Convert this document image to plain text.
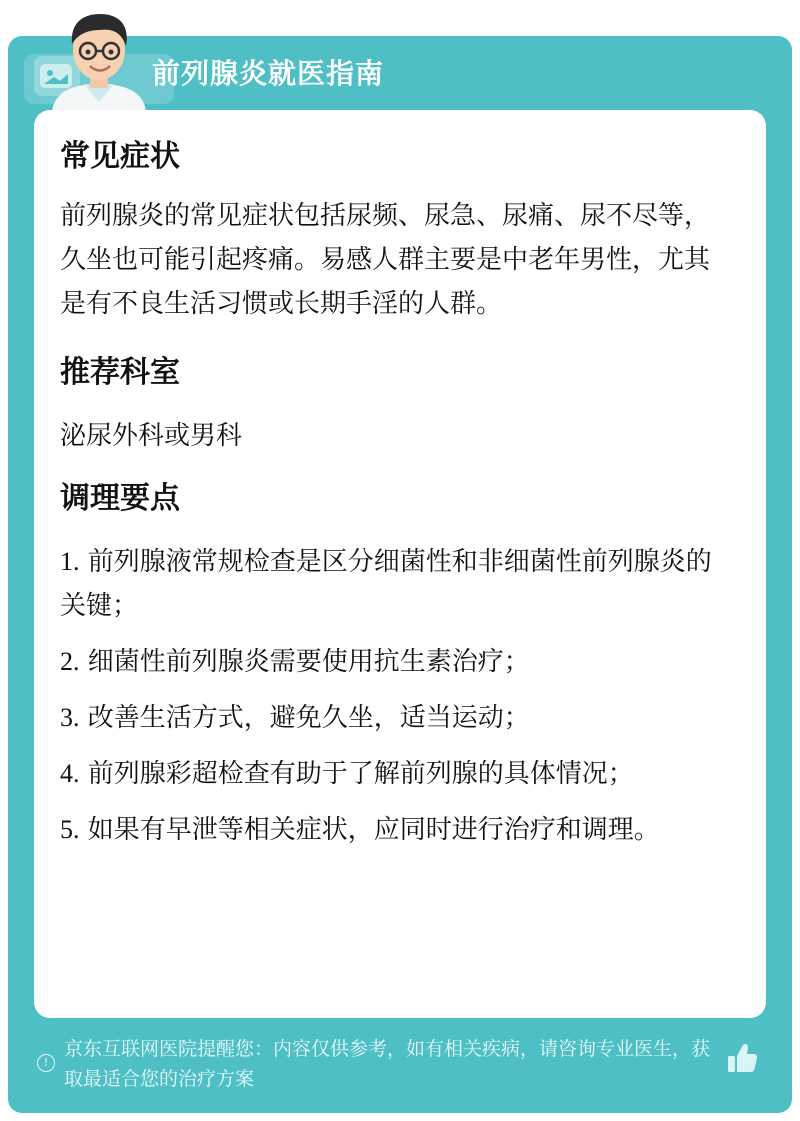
前列腺炎就医指南
常见症状

前列腺炎的常见症状包括尿频、尿急、尿痛、尿不尽等，久坐也可能引起疼痛。易感人群主要是中老年男性，尤其是有不良生活习惯或长期手淫的人群。

推荐科室

泌尿外科或男科

调理要点
1. 前列腺液常规检查是区分细菌性和非细菌性前列腺炎的关键；
2. 细菌性前列腺炎需要使用抗生素治疗；
3. 改善生活方式，避免久坐，适当运动；
4. 前列腺彩超检查有助于了解前列腺的具体情况；
5. 如果有早泄等相关症状，应同时进行治疗和调理。
!
京东互联网医院提醒您：内容仅供参考，如有相关疾病，请咨询专业医生，获取最适合您的治疗方案
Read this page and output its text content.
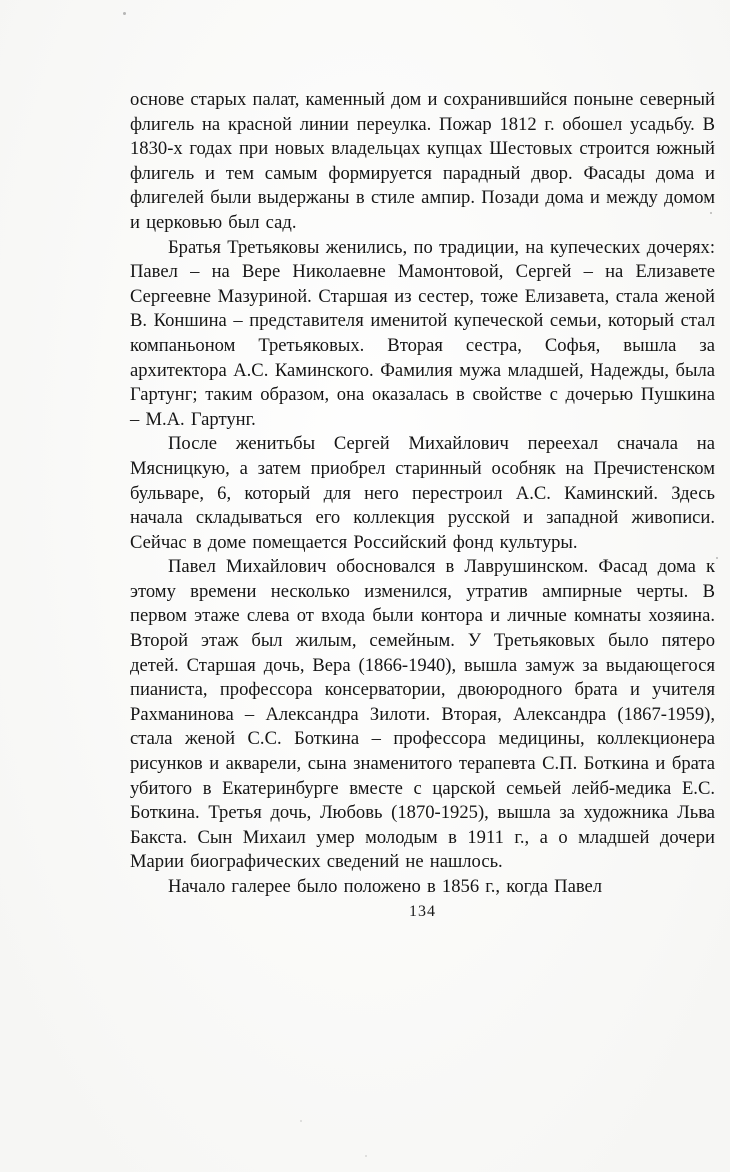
основе старых палат, каменный дом и сохранившийся поныне северный флигель на красной линии переулка. Пожар 1812 г. обошел усадьбу. В 1830-х годах при новых владельцах купцах Шестовых строится южный флигель и тем самым формируется парадный двор. Фасады дома и флигелей были выдержаны в стиле ампир. Позади дома и между домом и церковью был сад.

Братья Третьяковы женились, по традиции, на купеческих дочерях: Павел – на Вере Николаевне Мамонтовой, Сергей – на Елизавете Сергеевне Мазуриной. Старшая из сестер, тоже Елизавета, стала женой В. Коншина – представителя именитой купеческой семьи, который стал компаньоном Третьяковых. Вторая сестра, Софья, вышла за архитектора А.С. Каминского. Фамилия мужа младшей, Надежды, была Гартунг; таким образом, она оказалась в свойстве с дочерью Пушкина – М.А. Гартунг.

После женитьбы Сергей Михайлович переехал сначала на Мясницкую, а затем приобрел старинный особняк на Пречистенском бульваре, 6, который для него перестроил А.С. Каминский. Здесь начала складываться его коллекция русской и западной живописи. Сейчас в доме помещается Российский фонд культуры.

Павел Михайлович обосновался в Лаврушинском. Фасад дома к этому времени несколько изменился, утратив ампирные черты. В первом этаже слева от входа были контора и личные комнаты хозяина. Второй этаж был жилым, семейным. У Третьяковых было пятеро детей. Старшая дочь, Вера (1866-1940), вышла замуж за выдающегося пианиста, профессора консерватории, двоюродного брата и учителя Рахманинова – Александра Зилоти. Вторая, Александра (1867-1959), стала женой С.С. Боткина – профессора медицины, коллекционера рисунков и акварели, сына знаменитого терапевта С.П. Боткина и брата убитого в Екатеринбурге вместе с царской семьей лейб-медика Е.С. Боткина. Третья дочь, Любовь (1870-1925), вышла за художника Льва Бакста. Сын Михаил умер молодым в 1911 г., а о младшей дочери Марии биографических сведений не нашлось.

Начало галерее было положено в 1856 г., когда Павел

134
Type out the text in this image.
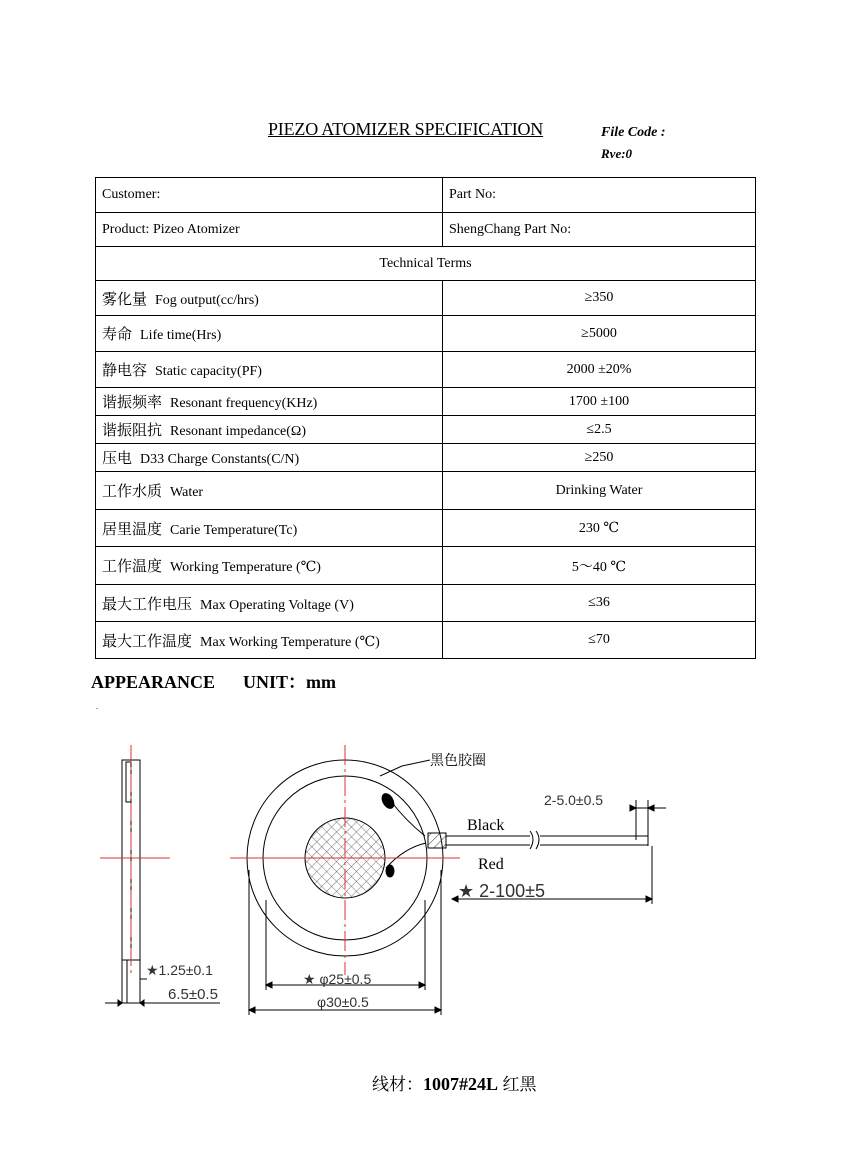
PIEZO ATOMIZER SPECIFICATION	File Code :
Rve:0
Customer:	Part No:
Product: Pizeo Atomizer	ShengChang Part No:
Technical Terms	
雾化量 Fog output(cc/hrs)	≥350
寿命 Life time(Hrs)	≥5000
静电容 Static capacity(PF)	2000 ±20%
谐振频率 Resonant frequency(KHz)	1700 ±100
谐振阻抗 Resonant impedance(Ω)	≤2.5
压电 D33 Charge Constants(C/N)	≥250
工作水质 Water	Drinking Water
居里温度 Carie Temperature(Tc)	230 ℃
工作温度 Working Temperature (℃)	5～40 ℃
最大工作电压 Max Operating Voltage (V)	≤36
最大工作温度 Max Working Temperature (℃)	≤70
APPEARANCE UNIT：mm
.
黑色胶圈
Black
Red
2-5.0±0.5
★ 2-100±5
★1.25±0.1
6.5±0.5
★ φ25±0.5
φ30±0.5
线材：1007#24L 红黑
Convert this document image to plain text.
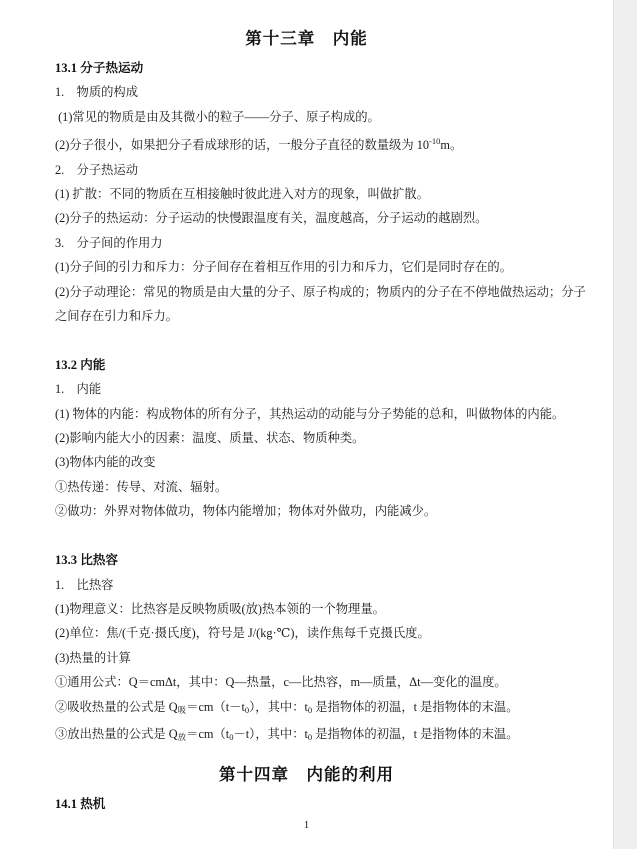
第十三章　内能
13.1 分子热运动
1.　物质的构成
(1)常见的物质是由及其微小的粒子——分子、原子构成的。
(2)分子很小，如果把分子看成球形的话，一般分子直径的数量级为 $10^{-10}m$。
2.　分子热运动
(1) 扩散：不同的物质在互相接触时彼此进入对方的现象，叫做扩散。
(2)分子的热运动：分子运动的快慢跟温度有关，温度越高，分子运动的越剧烈。
3.　分子间的作用力
(1)分子间的引力和斥力：分子间存在着相互作用的引力和斥力，它们是同时存在的。
(2)分子动理论：常见的物质是由大量的分子、原子构成的；物质内的分子在不停地做热运动；分子
之间存在引力和斥力。
13.2 内能
1.　内能
(1) 物体的内能：构成物体的所有分子，其热运动的动能与分子势能的总和，叫做物体的内能。
(2)影响内能大小的因素：温度、质量、状态、物质种类。
(3)物体内能的改变
①热传递：传导、对流、辐射。
②做功：外界对物体做功，物体内能增加；物体对外做功，内能减少。
13.3 比热容
1.　比热容
(1)物理意义：比热容是反映物质吸(放)热本领的一个物理量。
(2)单位：焦/(千克·摄氏度)，符号是 J/(kg·℃)，读作焦每千克摄氏度。
(3)热量的计算
①通用公式：Q＝cmΔt，其中：Q—热量，c—比热容，m—质量，Δt—变化的温度。
②吸收热量的公式是 $Q_吸=cm(t-t_0)$，其中：$t_0$ 是指物体的初温，t 是指物体的末温。
③放出热量的公式是 $Q_放=cm(t_0-t)$，其中：$t_0$ 是指物体的初温，t 是指物体的末温。
第十四章　内能的利用
14.1 热机
1
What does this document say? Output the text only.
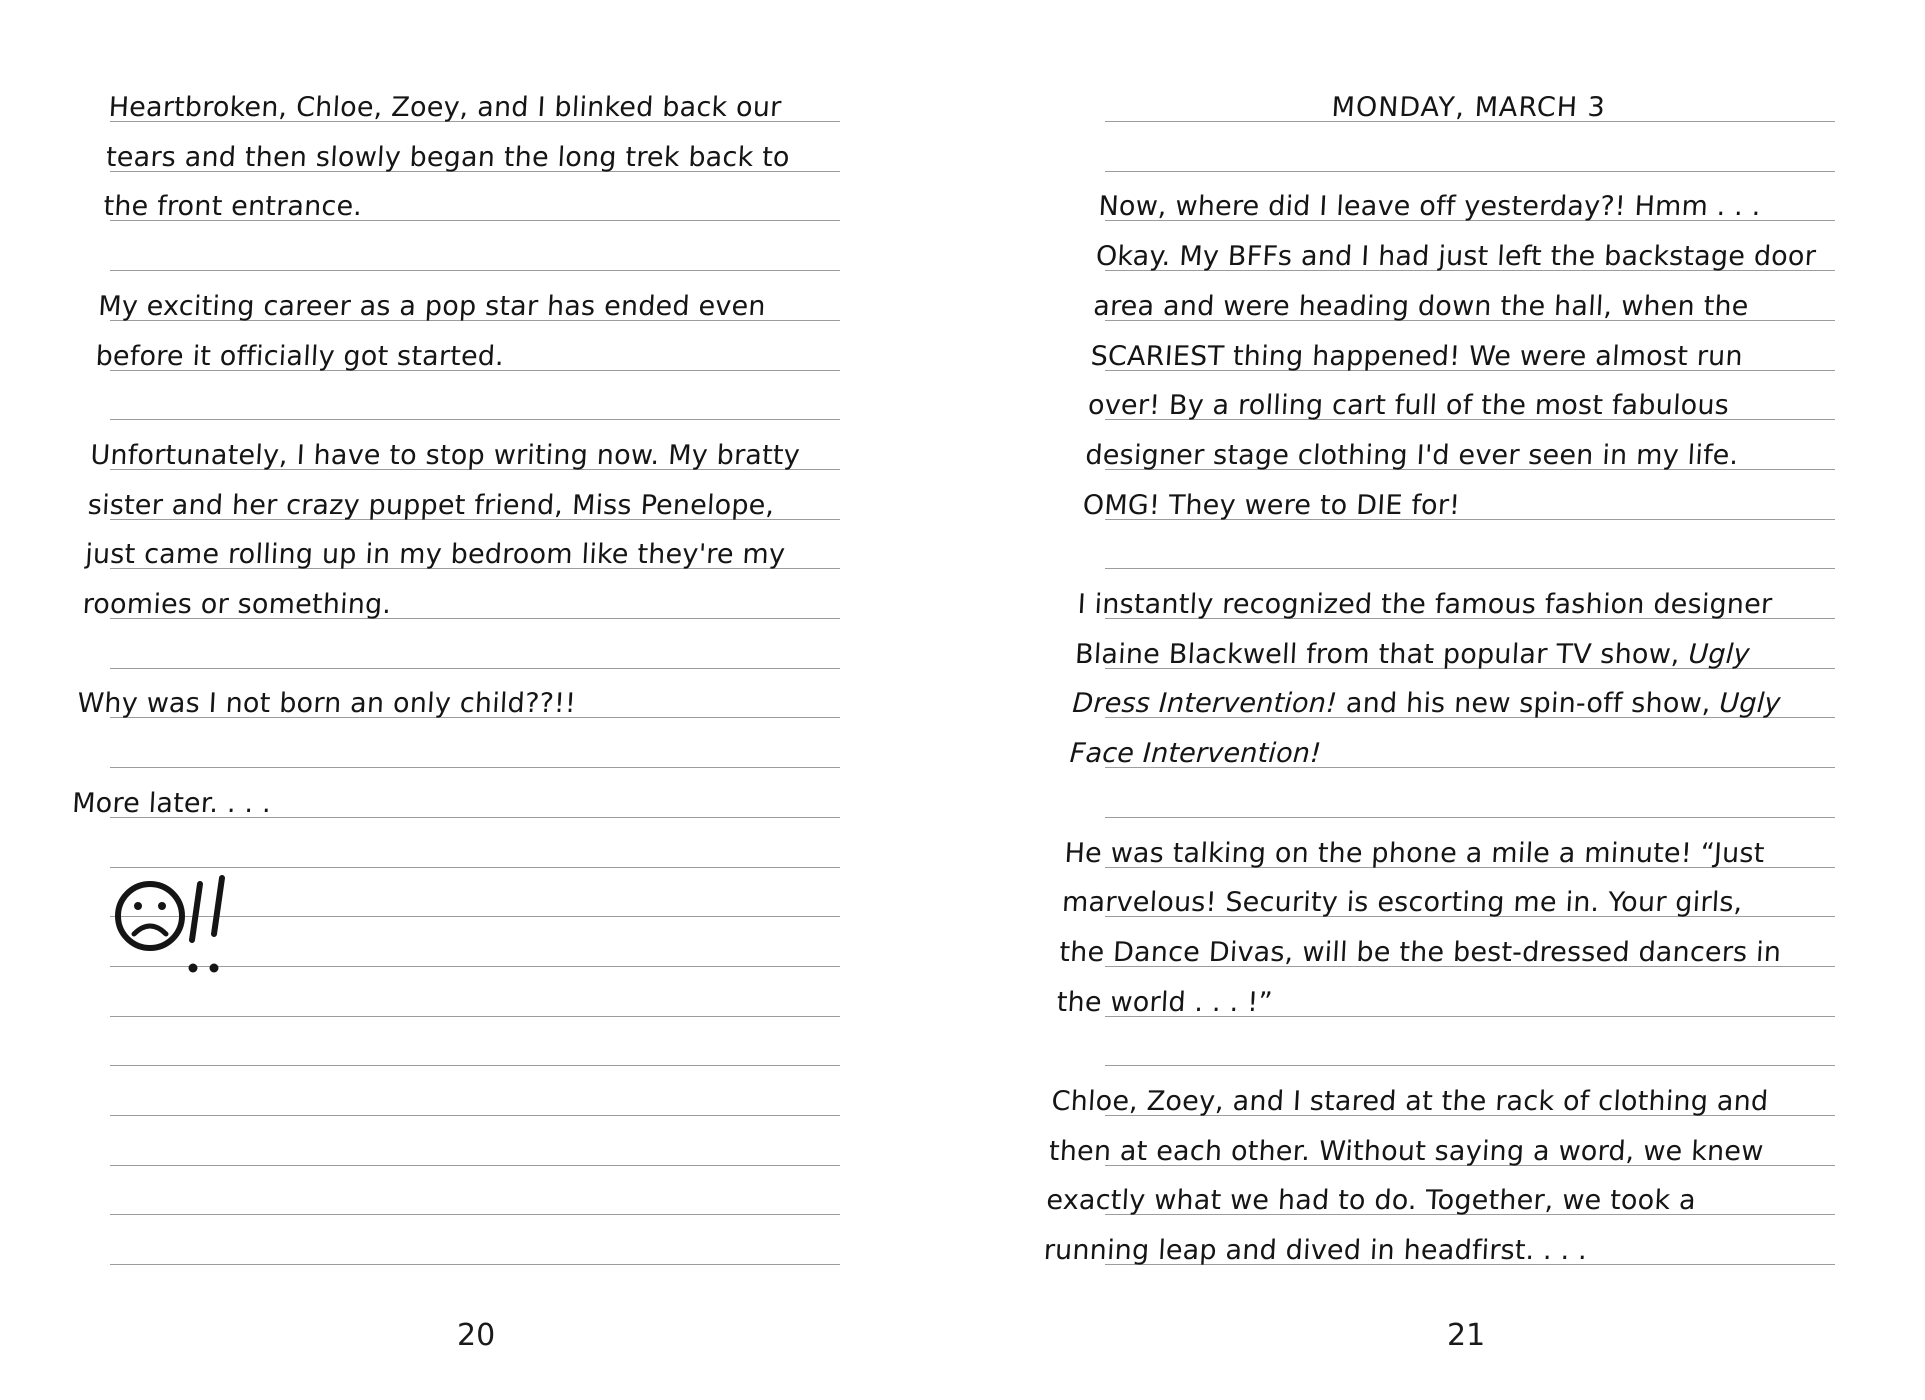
Heartbroken, Chloe, Zoey, and I blinked back our tears and then slowly began the long trek back to the front entrance.

My exciting career as a pop star has ended even before it officially got started.

Unfortunately, I have to stop writing now. My bratty sister and her crazy puppet friend, Miss Penelope, just came rolling up in my bedroom like they're my roomies or something.

Why was I not born an only child??!!

More later. . . .

20

MONDAY, MARCH 3

Now, where did I leave off yesterday?! Hmm . . . Okay. My BFFs and I had just left the backstage door area and were heading down the hall, when the SCARIEST thing happened! We were almost run over! By a rolling cart full of the most fabulous designer stage clothing I'd ever seen in my life. OMG! They were to DIE for!

I instantly recognized the famous fashion designer Blaine Blackwell from that popular TV show, Ugly Dress Intervention! and his new spin-off show, Ugly Face Intervention!

He was talking on the phone a mile a minute! “Just marvelous! Security is escorting me in. Your girls, the Dance Divas, will be the best-dressed dancers in the world . . . !”

Chloe, Zoey, and I stared at the rack of clothing and then at each other. Without saying a word, we knew exactly what we had to do. Together, we took a running leap and dived in headfirst. . . .

21
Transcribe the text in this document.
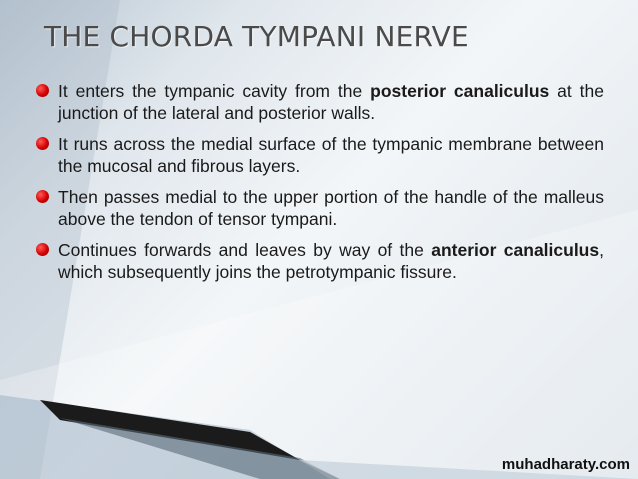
THE CHORDA TYMPANI NERVE
It enters the tympanic cavity from the posterior canaliculus at the junction of the lateral and posterior walls.
It runs across the medial surface of the tympanic membrane between the mucosal and fibrous layers.
Then passes medial to the upper portion of the handle of the malleus above the tendon of tensor tympani.
Continues forwards and leaves by way of the anterior canaliculus, which subsequently joins the petrotympanic fissure.
muhadharaty.com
- - - -
> _Written request_
Count how many lines above contain the word "Zoey". Reply with the number alone.

> _Reply_
2